Every entry must be given again exactly.

— Start Given data —

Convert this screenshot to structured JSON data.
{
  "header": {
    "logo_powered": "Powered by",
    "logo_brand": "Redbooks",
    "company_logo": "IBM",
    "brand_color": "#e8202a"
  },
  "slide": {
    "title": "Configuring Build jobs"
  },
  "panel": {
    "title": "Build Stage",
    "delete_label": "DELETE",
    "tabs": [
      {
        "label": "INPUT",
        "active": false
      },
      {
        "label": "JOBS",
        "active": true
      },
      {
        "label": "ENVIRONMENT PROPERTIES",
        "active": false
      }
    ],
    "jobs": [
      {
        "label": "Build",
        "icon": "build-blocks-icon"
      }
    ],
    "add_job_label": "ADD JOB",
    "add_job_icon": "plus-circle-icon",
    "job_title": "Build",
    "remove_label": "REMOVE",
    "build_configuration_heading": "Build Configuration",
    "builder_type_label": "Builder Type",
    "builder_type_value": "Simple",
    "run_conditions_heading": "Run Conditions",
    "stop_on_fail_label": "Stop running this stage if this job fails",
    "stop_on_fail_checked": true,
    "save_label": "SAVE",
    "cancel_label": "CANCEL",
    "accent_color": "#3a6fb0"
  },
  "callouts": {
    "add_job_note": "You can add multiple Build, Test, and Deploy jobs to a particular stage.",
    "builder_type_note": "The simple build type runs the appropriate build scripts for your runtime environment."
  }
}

— End Given data —

:: Task response ::
Convert this screenshot to structured JSON data.
{
  "header": {
    "logo_powered": "Powered by",
    "logo_brand": "Redbooks",
    "company_logo": "IBM",
    "brand_color": "#e8202a"
  },
  "slide": {
    "title": "Configuring Build jobs"
  },
  "panel": {
    "title": "Build Stage",
    "delete_label": "DELETE",
    "tabs": [
      {
        "label": "INPUT",
        "active": false
      },
      {
        "label": "JOBS",
        "active": true
      },
      {
        "label": "ENVIRONMENT PROPERTIES",
        "active": false
      }
    ],
    "jobs": [
      {
        "label": "Build",
        "icon": "build-blocks-icon"
      }
    ],
    "add_job_label": "ADD JOB",
    "add_job_icon": "plus-circle-icon",
    "job_title": "Build",
    "remove_label": "REMOVE",
    "build_configuration_heading": "Build Configuration",
    "builder_type_label": "Builder Type",
    "builder_type_value": "Simple",
    "run_conditions_heading": "Run Conditions",
    "stop_on_fail_label": "Stop running this stage if this job fails",
    "stop_on_fail_checked": true,
    "save_label": "SAVE",
    "cancel_label": "CANCEL",
    "accent_color": "#3a6fb0"
  },
  "callouts": {
    "add_job_note": "You can add multiple Build, Test, and Deploy jobs to a particular stage.",
    "builder_type_note": "The simple build type runs the appropriate build scripts for your runtime environment."
  }
}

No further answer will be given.